**PROBLEM DETAILS**
Take the line containing "Read this page and output its text content." and all lines after it to the end of the records, and output them exactly.

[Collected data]
----------

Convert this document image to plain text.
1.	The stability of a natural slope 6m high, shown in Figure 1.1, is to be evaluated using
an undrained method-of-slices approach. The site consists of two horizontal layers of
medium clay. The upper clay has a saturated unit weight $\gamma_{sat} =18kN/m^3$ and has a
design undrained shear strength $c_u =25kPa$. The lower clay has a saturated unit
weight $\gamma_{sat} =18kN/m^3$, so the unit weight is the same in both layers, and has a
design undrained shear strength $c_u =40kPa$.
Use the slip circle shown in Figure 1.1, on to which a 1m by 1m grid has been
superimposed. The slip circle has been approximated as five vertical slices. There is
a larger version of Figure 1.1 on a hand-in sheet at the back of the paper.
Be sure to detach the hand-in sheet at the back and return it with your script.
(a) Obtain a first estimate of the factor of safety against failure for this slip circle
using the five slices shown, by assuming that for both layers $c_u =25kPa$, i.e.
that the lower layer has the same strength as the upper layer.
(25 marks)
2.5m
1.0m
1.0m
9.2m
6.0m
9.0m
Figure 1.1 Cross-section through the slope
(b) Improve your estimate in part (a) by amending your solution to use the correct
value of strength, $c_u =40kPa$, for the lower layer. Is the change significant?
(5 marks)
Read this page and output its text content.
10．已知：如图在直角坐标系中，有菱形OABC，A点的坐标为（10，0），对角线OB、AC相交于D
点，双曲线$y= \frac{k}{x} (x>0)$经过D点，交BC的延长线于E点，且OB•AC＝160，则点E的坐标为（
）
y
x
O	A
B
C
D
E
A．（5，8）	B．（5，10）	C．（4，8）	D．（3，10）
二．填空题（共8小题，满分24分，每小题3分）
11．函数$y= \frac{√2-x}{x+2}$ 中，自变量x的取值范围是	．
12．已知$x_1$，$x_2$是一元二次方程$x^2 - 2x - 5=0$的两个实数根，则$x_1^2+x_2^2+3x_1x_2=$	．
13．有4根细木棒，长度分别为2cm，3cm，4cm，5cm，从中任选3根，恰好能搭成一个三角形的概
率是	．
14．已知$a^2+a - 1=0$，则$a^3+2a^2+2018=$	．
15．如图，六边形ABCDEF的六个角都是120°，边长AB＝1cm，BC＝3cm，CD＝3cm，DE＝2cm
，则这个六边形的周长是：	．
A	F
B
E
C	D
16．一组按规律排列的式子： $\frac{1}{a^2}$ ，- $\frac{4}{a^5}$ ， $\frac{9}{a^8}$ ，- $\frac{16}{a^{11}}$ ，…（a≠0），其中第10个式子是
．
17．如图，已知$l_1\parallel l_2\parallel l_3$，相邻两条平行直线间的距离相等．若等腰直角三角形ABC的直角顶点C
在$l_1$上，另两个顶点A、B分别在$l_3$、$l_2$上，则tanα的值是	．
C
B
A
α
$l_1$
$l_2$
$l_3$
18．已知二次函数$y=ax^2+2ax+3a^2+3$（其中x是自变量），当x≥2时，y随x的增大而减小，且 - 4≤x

----------

**SOLUTION TO THIS EXERCISE**
Read this page and output its text content.
10．已知：如图在直角坐标系中，有菱形OABC，A点的坐标为（10，0），对角线OB、AC相交于D
点，双曲线$y= \frac{k}{x} (x>0)$经过D点，交BC的延长线于E点，且OB•AC＝160，则点E的坐标为（
）
y
x
O	A
B
C
D
E
A．（5，8）	B．（5，10）	C．（4，8）	D．（3，10）
二．填空题（共8小题，满分24分，每小题3分）
11．函数$y= \frac{√2-x}{x+2}$ 中，自变量x的取值范围是	．
12．已知$x_1$，$x_2$是一元二次方程$x^2 - 2x - 5=0$的两个实数根，则$x_1^2+x_2^2+3x_1x_2=$	．
13．有4根细木棒，长度分别为2cm，3cm，4cm，5cm，从中任选3根，恰好能搭成一个三角形的概
率是	．
14．已知$a^2+a - 1=0$，则$a^3+2a^2+2018=$	．
15．如图，六边形ABCDEF的六个角都是120°，边长AB＝1cm，BC＝3cm，CD＝3cm，DE＝2cm
，则这个六边形的周长是：	．
A	F
B
E
C	D
16．一组按规律排列的式子： $\frac{1}{a^2}$ ，- $\frac{4}{a^5}$ ， $\frac{9}{a^8}$ ，- $\frac{16}{a^{11}}$ ，…（a≠0），其中第10个式子是
．
17．如图，已知$l_1\parallel l_2\parallel l_3$，相邻两条平行直线间的距离相等．若等腰直角三角形ABC的直角顶点C
在$l_1$上，另两个顶点A、B分别在$l_3$、$l_2$上，则tanα的值是	．
C
B
A
α
$l_1$
$l_2$
$l_3$
18．已知二次函数$y=ax^2+2ax+3a^2+3$（其中x是自变量），当x≥2时，y随x的增大而减小，且 - 4≤x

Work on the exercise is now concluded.